- WHAT THE TASK ASKS
Omit the pictures and output every entry below exactly as written.

- DATASET
····················
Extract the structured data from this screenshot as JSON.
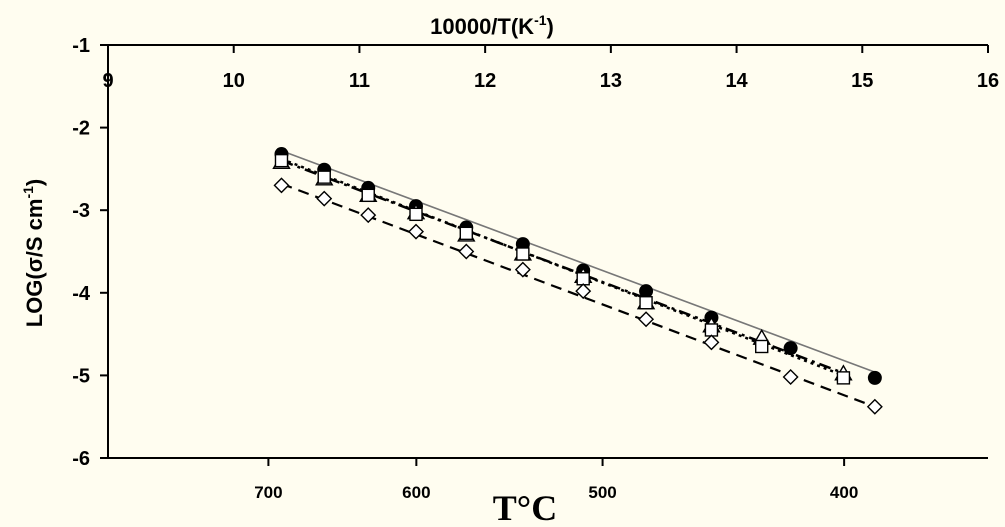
{
  "chart_data": {
    "type": "scatter",
    "title": "",
    "top_xlabel": "10000/T(K",
    "top_xlabel_sup": "-1",
    "top_xlabel_close": ")",
    "ylabel": "LOG(σ/S cm",
    "ylabel_sup": "-1",
    "ylabel_close": ")",
    "bottom_xlabel": "T°C",
    "xlim": [
      9,
      16
    ],
    "ylim": [
      -6,
      -1
    ],
    "x_ticks": [
      "9",
      "10",
      "11",
      "12",
      "13",
      "14",
      "15",
      "16"
    ],
    "y_ticks": [
      "-1",
      "-2",
      "-3",
      "-4",
      "-5",
      "-6"
    ],
    "bottom_ticks": [
      "700",
      "600",
      "500",
      "400"
    ],
    "bottom_tick_celsius": [
      700,
      600,
      500,
      400
    ],
    "grid": false,
    "series": [
      {
        "marker": "filled-circle",
        "line": "solid-thin",
        "points": [
          [
            10.38,
            -2.32
          ],
          [
            10.72,
            -2.51
          ],
          [
            11.07,
            -2.73
          ],
          [
            11.45,
            -2.95
          ],
          [
            11.85,
            -3.21
          ],
          [
            12.3,
            -3.41
          ],
          [
            12.78,
            -3.73
          ],
          [
            13.28,
            -3.98
          ],
          [
            13.8,
            -4.3
          ],
          [
            14.43,
            -4.67
          ],
          [
            15.1,
            -5.03
          ]
        ]
      },
      {
        "marker": "open-triangle",
        "line": "dash-dot",
        "points": [
          [
            10.38,
            -2.42
          ],
          [
            10.72,
            -2.62
          ],
          [
            11.07,
            -2.82
          ],
          [
            11.45,
            -3.03
          ],
          [
            11.85,
            -3.3
          ],
          [
            12.3,
            -3.53
          ],
          [
            12.78,
            -3.8
          ],
          [
            13.28,
            -4.12
          ],
          [
            13.8,
            -4.4
          ],
          [
            14.2,
            -4.55
          ],
          [
            14.85,
            -4.98
          ]
        ]
      },
      {
        "marker": "open-square",
        "line": "dotted",
        "points": [
          [
            10.38,
            -2.4
          ],
          [
            10.72,
            -2.6
          ],
          [
            11.07,
            -2.82
          ],
          [
            11.45,
            -3.05
          ],
          [
            11.85,
            -3.28
          ],
          [
            12.3,
            -3.53
          ],
          [
            12.78,
            -3.83
          ],
          [
            13.28,
            -4.12
          ],
          [
            13.8,
            -4.45
          ],
          [
            14.2,
            -4.65
          ],
          [
            14.85,
            -5.03
          ]
        ]
      },
      {
        "marker": "open-diamond",
        "line": "dashed",
        "points": [
          [
            10.38,
            -2.7
          ],
          [
            10.72,
            -2.86
          ],
          [
            11.07,
            -3.06
          ],
          [
            11.45,
            -3.26
          ],
          [
            11.85,
            -3.5
          ],
          [
            12.3,
            -3.72
          ],
          [
            12.78,
            -3.98
          ],
          [
            13.28,
            -4.32
          ],
          [
            13.8,
            -4.6
          ],
          [
            14.43,
            -5.02
          ],
          [
            15.1,
            -5.38
          ]
        ]
      }
    ],
    "fit_lines": [
      {
        "style": "solid-thin",
        "from": [
          10.38,
          -2.28
        ],
        "to": [
          15.1,
          -4.96
        ]
      },
      {
        "style": "dash-dot",
        "from": [
          10.38,
          -2.4
        ],
        "to": [
          14.9,
          -5.0
        ]
      },
      {
        "style": "dotted",
        "from": [
          10.38,
          -2.38
        ],
        "to": [
          14.9,
          -5.03
        ]
      },
      {
        "style": "dashed",
        "from": [
          10.38,
          -2.68
        ],
        "to": [
          15.1,
          -5.38
        ]
      }
    ]
  }
}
····················
- ANSWER TO THE PROBLEM
Extract the structured data from this screenshot as JSON.
{
  "chart_data": {
    "type": "scatter",
    "title": "",
    "top_xlabel": "10000/T(K",
    "top_xlabel_sup": "-1",
    "top_xlabel_close": ")",
    "ylabel": "LOG(σ/S cm",
    "ylabel_sup": "-1",
    "ylabel_close": ")",
    "bottom_xlabel": "T°C",
    "xlim": [
      9,
      16
    ],
    "ylim": [
      -6,
      -1
    ],
    "x_ticks": [
      "9",
      "10",
      "11",
      "12",
      "13",
      "14",
      "15",
      "16"
    ],
    "y_ticks": [
      "-1",
      "-2",
      "-3",
      "-4",
      "-5",
      "-6"
    ],
    "bottom_ticks": [
      "700",
      "600",
      "500",
      "400"
    ],
    "bottom_tick_celsius": [
      700,
      600,
      500,
      400
    ],
    "grid": false,
    "series": [
      {
        "marker": "filled-circle",
        "line": "solid-thin",
        "points": [
          [
            10.38,
            -2.32
          ],
          [
            10.72,
            -2.51
          ],
          [
            11.07,
            -2.73
          ],
          [
            11.45,
            -2.95
          ],
          [
            11.85,
            -3.21
          ],
          [
            12.3,
            -3.41
          ],
          [
            12.78,
            -3.73
          ],
          [
            13.28,
            -3.98
          ],
          [
            13.8,
            -4.3
          ],
          [
            14.43,
            -4.67
          ],
          [
            15.1,
            -5.03
          ]
        ]
      },
      {
        "marker": "open-triangle",
        "line": "dash-dot",
        "points": [
          [
            10.38,
            -2.42
          ],
          [
            10.72,
            -2.62
          ],
          [
            11.07,
            -2.82
          ],
          [
            11.45,
            -3.03
          ],
          [
            11.85,
            -3.3
          ],
          [
            12.3,
            -3.53
          ],
          [
            12.78,
            -3.8
          ],
          [
            13.28,
            -4.12
          ],
          [
            13.8,
            -4.4
          ],
          [
            14.2,
            -4.55
          ],
          [
            14.85,
            -4.98
          ]
        ]
      },
      {
        "marker": "open-square",
        "line": "dotted",
        "points": [
          [
            10.38,
            -2.4
          ],
          [
            10.72,
            -2.6
          ],
          [
            11.07,
            -2.82
          ],
          [
            11.45,
            -3.05
          ],
          [
            11.85,
            -3.28
          ],
          [
            12.3,
            -3.53
          ],
          [
            12.78,
            -3.83
          ],
          [
            13.28,
            -4.12
          ],
          [
            13.8,
            -4.45
          ],
          [
            14.2,
            -4.65
          ],
          [
            14.85,
            -5.03
          ]
        ]
      },
      {
        "marker": "open-diamond",
        "line": "dashed",
        "points": [
          [
            10.38,
            -2.7
          ],
          [
            10.72,
            -2.86
          ],
          [
            11.07,
            -3.06
          ],
          [
            11.45,
            -3.26
          ],
          [
            11.85,
            -3.5
          ],
          [
            12.3,
            -3.72
          ],
          [
            12.78,
            -3.98
          ],
          [
            13.28,
            -4.32
          ],
          [
            13.8,
            -4.6
          ],
          [
            14.43,
            -5.02
          ],
          [
            15.1,
            -5.38
          ]
        ]
      }
    ],
    "fit_lines": [
      {
        "style": "solid-thin",
        "from": [
          10.38,
          -2.28
        ],
        "to": [
          15.1,
          -4.96
        ]
      },
      {
        "style": "dash-dot",
        "from": [
          10.38,
          -2.4
        ],
        "to": [
          14.9,
          -5.0
        ]
      },
      {
        "style": "dotted",
        "from": [
          10.38,
          -2.38
        ],
        "to": [
          14.9,
          -5.03
        ]
      },
      {
        "style": "dashed",
        "from": [
          10.38,
          -2.68
        ],
        "to": [
          15.1,
          -5.38
        ]
      }
    ]
  }
}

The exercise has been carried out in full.